(Some records)

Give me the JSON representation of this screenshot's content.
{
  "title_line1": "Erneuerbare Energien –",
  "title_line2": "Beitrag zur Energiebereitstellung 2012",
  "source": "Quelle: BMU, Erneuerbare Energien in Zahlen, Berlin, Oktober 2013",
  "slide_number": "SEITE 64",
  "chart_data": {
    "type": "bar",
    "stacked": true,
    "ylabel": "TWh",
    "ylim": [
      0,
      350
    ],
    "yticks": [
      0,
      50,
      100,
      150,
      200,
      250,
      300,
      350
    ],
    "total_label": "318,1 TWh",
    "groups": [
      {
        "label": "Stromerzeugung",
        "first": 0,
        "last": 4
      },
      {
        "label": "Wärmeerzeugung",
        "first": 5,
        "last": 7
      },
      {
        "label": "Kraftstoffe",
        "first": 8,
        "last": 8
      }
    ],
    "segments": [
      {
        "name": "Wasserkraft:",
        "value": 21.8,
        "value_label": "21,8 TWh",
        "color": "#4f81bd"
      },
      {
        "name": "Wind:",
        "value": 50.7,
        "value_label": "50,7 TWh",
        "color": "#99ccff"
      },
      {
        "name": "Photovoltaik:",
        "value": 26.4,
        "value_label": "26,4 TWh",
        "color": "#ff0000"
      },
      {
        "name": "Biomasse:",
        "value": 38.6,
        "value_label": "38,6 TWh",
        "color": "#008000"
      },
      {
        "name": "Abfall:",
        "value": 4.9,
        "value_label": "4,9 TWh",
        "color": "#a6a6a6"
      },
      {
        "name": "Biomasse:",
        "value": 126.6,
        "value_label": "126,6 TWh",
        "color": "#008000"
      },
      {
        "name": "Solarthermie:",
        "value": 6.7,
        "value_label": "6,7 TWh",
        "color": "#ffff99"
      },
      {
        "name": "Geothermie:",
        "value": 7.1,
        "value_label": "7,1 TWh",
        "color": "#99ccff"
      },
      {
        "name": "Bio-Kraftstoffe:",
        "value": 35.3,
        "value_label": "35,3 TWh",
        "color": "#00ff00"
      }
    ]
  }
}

### TASK
Every line that holds the word "Kraftstoffe" should be extracted.

### WRITTEN SOLUTION
        "label": "Kraftstoffe",
        "name": "Bio-Kraftstoffe:",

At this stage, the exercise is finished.